*TASK REQUIREMENTS*
Without omitting anything, retype the data that follows.

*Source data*
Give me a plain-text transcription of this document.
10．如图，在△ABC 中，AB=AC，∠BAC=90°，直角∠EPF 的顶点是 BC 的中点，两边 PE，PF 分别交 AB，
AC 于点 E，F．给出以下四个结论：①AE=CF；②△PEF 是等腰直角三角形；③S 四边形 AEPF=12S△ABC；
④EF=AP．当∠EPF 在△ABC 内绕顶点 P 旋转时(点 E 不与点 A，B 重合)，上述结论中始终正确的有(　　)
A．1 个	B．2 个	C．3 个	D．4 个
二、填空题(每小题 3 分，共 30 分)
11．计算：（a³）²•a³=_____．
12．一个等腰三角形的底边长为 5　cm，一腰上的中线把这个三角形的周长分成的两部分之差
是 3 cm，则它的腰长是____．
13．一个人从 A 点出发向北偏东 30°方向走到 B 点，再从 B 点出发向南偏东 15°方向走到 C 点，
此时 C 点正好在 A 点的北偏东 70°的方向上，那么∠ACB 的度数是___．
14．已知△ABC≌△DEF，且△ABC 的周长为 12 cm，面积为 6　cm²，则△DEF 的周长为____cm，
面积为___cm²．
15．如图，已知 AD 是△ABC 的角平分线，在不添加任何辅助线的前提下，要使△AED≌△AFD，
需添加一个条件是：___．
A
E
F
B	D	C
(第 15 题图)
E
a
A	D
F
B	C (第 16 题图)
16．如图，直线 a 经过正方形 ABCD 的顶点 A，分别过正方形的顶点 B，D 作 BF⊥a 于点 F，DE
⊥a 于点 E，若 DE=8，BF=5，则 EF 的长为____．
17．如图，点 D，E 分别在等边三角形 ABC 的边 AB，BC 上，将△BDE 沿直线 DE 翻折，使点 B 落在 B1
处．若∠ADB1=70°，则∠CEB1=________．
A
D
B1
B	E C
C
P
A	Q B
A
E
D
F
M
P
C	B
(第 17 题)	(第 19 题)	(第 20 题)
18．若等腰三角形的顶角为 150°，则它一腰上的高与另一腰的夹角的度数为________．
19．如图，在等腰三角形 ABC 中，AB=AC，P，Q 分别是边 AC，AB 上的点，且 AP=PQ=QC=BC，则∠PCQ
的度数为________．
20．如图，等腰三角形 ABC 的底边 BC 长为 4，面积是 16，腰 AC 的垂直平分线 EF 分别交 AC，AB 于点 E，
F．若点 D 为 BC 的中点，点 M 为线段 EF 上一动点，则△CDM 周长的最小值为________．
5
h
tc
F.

*RESPONSE TO THE EXERCISE*
Give me a plain-text transcription of this document.
10．如图，在△ABC 中，AB=AC，∠BAC=90°，直角∠EPF 的顶点是 BC 的中点，两边 PE，PF 分别交 AB，
AC 于点 E，F．给出以下四个结论：①AE=CF；②△PEF 是等腰直角三角形；③S 四边形 AEPF=12S△ABC；
④EF=AP．当∠EPF 在△ABC 内绕顶点 P 旋转时(点 E 不与点 A，B 重合)，上述结论中始终正确的有(　　)
A．1 个	B．2 个	C．3 个	D．4 个
二、填空题(每小题 3 分，共 30 分)
11．计算：（a³）²•a³=_____．
12．一个等腰三角形的底边长为 5　cm，一腰上的中线把这个三角形的周长分成的两部分之差
是 3 cm，则它的腰长是____．
13．一个人从 A 点出发向北偏东 30°方向走到 B 点，再从 B 点出发向南偏东 15°方向走到 C 点，
此时 C 点正好在 A 点的北偏东 70°的方向上，那么∠ACB 的度数是___．
14．已知△ABC≌△DEF，且△ABC 的周长为 12 cm，面积为 6　cm²，则△DEF 的周长为____cm，
面积为___cm²．
15．如图，已知 AD 是△ABC 的角平分线，在不添加任何辅助线的前提下，要使△AED≌△AFD，
需添加一个条件是：___．
A
E
F
B	D	C
(第 15 题图)
E
a
A	D
F
B	C (第 16 题图)
16．如图，直线 a 经过正方形 ABCD 的顶点 A，分别过正方形的顶点 B，D 作 BF⊥a 于点 F，DE
⊥a 于点 E，若 DE=8，BF=5，则 EF 的长为____．
17．如图，点 D，E 分别在等边三角形 ABC 的边 AB，BC 上，将△BDE 沿直线 DE 翻折，使点 B 落在 B1
处．若∠ADB1=70°，则∠CEB1=________．
A
D
B1
B	E C
C
P
A	Q B
A
E
D
F
M
P
C	B
(第 17 题)	(第 19 题)	(第 20 题)
18．若等腰三角形的顶角为 150°，则它一腰上的高与另一腰的夹角的度数为________．
19．如图，在等腰三角形 ABC 中，AB=AC，P，Q 分别是边 AC，AB 上的点，且 AP=PQ=QC=BC，则∠PCQ
的度数为________．
20．如图，等腰三角形 ABC 的底边 BC 长为 4，面积是 16，腰 AC 的垂直平分线 EF 分别交 AC，AB 于点 E，
F．若点 D 为 BC 的中点，点 M 为线段 EF 上一动点，则△CDM 周长的最小值为________．
5
h
tc
F.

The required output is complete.